◆ **Directive**
Set down the records once more, please, exactly and with the pictures left out.

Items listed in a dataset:

------------------------------

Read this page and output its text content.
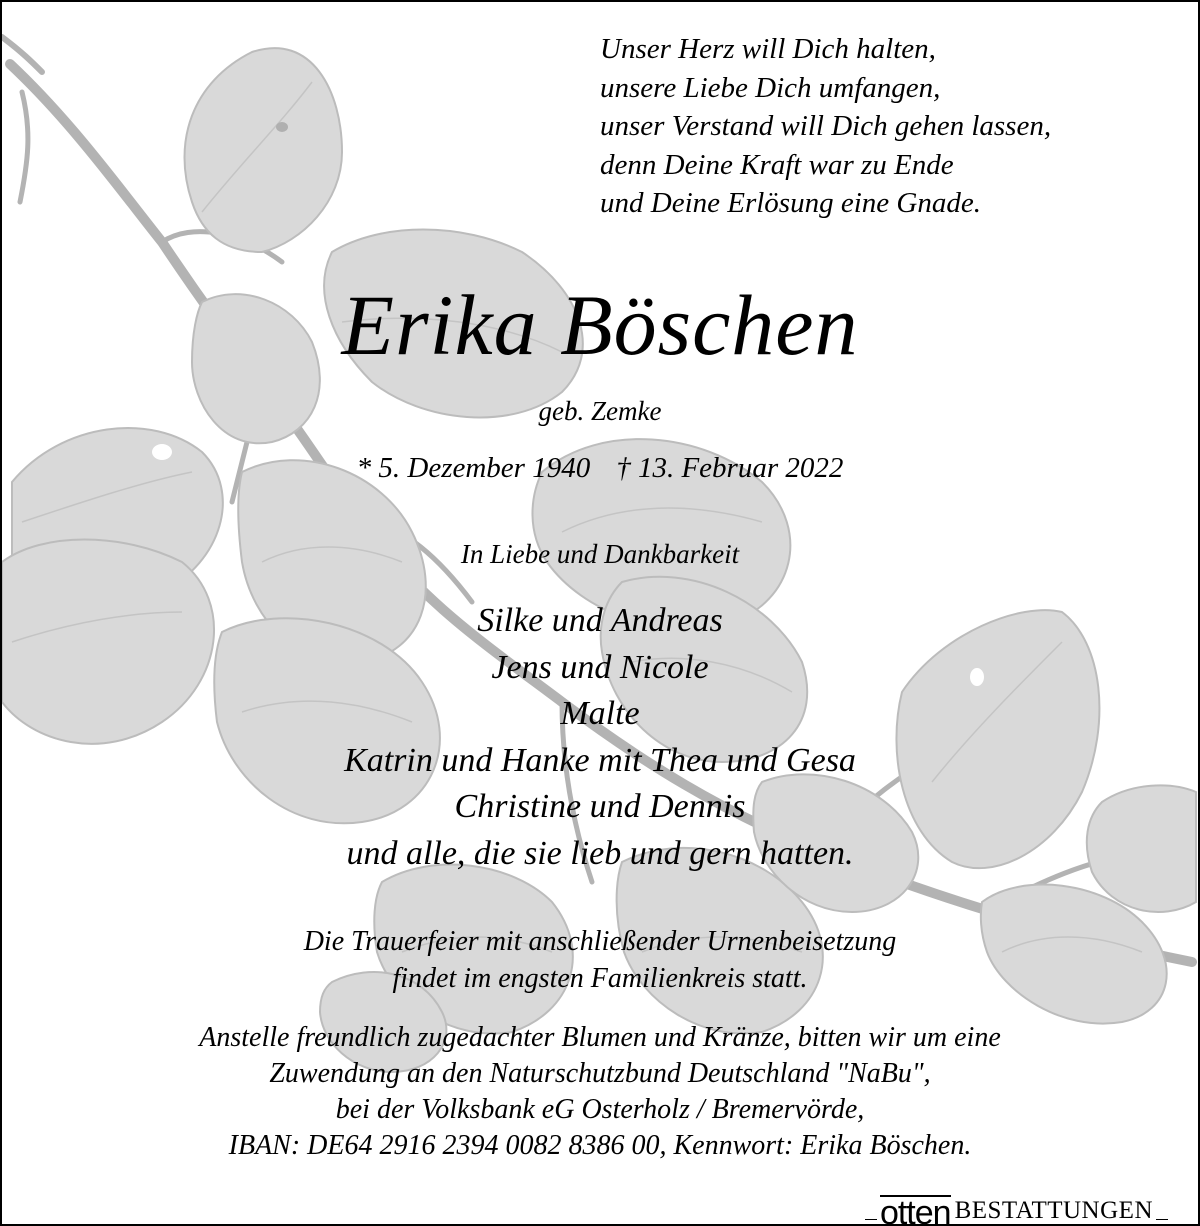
Unser Herz will Dich halten,
unsere Liebe Dich umfangen,
unser Verstand will Dich gehen lassen,
denn Deine Kraft war zu Ende
und Deine Erlösung eine Gnade.
Erika Böschen
geb. Zemke
* 5. Dezember 1940 † 13. Februar 2022
In Liebe und Dankbarkeit
Silke und Andreas
Jens und Nicole
Malte
Katrin und Hanke mit Thea und Gesa
Christine und Dennis
und alle, die sie lieb und gern hatten.
Die Trauerfeier mit anschließender Urnenbeisetzung
findet im engsten Familienkreis statt.
Anstelle freundlich zugedachter Blumen und Kränze, bitten wir um eine
Zuwendung an den Naturschutzbund Deutschland "NaBu",
bei der Volksbank eG Osterholz / Bremervörde,
IBAN: DE64 2916 2394 0082 8386 00, Kennwort: Erika Böschen.
otten BESTATTUNGEN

------------------------------

◆ **Solution to this exercise**
Read this page and output its text content.
Unser Herz will Dich halten,
unsere Liebe Dich umfangen,
unser Verstand will Dich gehen lassen,
denn Deine Kraft war zu Ende
und Deine Erlösung eine Gnade.
Erika Böschen
geb. Zemke
* 5. Dezember 1940 † 13. Februar 2022
In Liebe und Dankbarkeit
Silke und Andreas
Jens und Nicole
Malte
Katrin und Hanke mit Thea und Gesa
Christine und Dennis
und alle, die sie lieb und gern hatten.
Die Trauerfeier mit anschließender Urnenbeisetzung
findet im engsten Familienkreis statt.
Anstelle freundlich zugedachter Blumen und Kränze, bitten wir um eine
Zuwendung an den Naturschutzbund Deutschland "NaBu",
bei der Volksbank eG Osterholz / Bremervörde,
IBAN: DE64 2916 2394 0082 8386 00, Kennwort: Erika Böschen.
otten BESTATTUNGEN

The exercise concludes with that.